## What you have to do
Repeat the lines that follow, leaving nothing out.

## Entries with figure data
** START **

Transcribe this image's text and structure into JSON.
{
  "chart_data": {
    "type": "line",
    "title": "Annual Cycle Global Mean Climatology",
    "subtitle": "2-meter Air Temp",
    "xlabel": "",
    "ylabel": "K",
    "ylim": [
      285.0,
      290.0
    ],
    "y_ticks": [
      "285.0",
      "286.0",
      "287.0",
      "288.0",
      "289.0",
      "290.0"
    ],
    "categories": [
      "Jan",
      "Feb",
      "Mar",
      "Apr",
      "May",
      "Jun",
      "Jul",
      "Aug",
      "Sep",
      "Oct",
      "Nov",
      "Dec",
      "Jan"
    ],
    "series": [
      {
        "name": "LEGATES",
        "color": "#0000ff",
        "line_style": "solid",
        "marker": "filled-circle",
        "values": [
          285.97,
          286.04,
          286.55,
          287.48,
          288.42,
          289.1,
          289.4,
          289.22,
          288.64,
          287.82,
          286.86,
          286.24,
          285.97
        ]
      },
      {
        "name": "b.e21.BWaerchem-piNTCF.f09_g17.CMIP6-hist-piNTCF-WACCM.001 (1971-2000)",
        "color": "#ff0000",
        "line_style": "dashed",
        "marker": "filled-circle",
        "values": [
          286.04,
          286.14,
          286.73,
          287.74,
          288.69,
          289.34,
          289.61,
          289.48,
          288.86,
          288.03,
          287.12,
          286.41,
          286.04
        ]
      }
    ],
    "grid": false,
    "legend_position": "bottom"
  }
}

** END **

## Task answer
Transcribe this image's text and structure into JSON.
{
  "chart_data": {
    "type": "line",
    "title": "Annual Cycle Global Mean Climatology",
    "subtitle": "2-meter Air Temp",
    "xlabel": "",
    "ylabel": "K",
    "ylim": [
      285.0,
      290.0
    ],
    "y_ticks": [
      "285.0",
      "286.0",
      "287.0",
      "288.0",
      "289.0",
      "290.0"
    ],
    "categories": [
      "Jan",
      "Feb",
      "Mar",
      "Apr",
      "May",
      "Jun",
      "Jul",
      "Aug",
      "Sep",
      "Oct",
      "Nov",
      "Dec",
      "Jan"
    ],
    "series": [
      {
        "name": "LEGATES",
        "color": "#0000ff",
        "line_style": "solid",
        "marker": "filled-circle",
        "values": [
          285.97,
          286.04,
          286.55,
          287.48,
          288.42,
          289.1,
          289.4,
          289.22,
          288.64,
          287.82,
          286.86,
          286.24,
          285.97
        ]
      },
      {
        "name": "b.e21.BWaerchem-piNTCF.f09_g17.CMIP6-hist-piNTCF-WACCM.001 (1971-2000)",
        "color": "#ff0000",
        "line_style": "dashed",
        "marker": "filled-circle",
        "values": [
          286.04,
          286.14,
          286.73,
          287.74,
          288.69,
          289.34,
          289.61,
          289.48,
          288.86,
          288.03,
          287.12,
          286.41,
          286.04
        ]
      }
    ],
    "grid": false,
    "legend_position": "bottom"
  }
}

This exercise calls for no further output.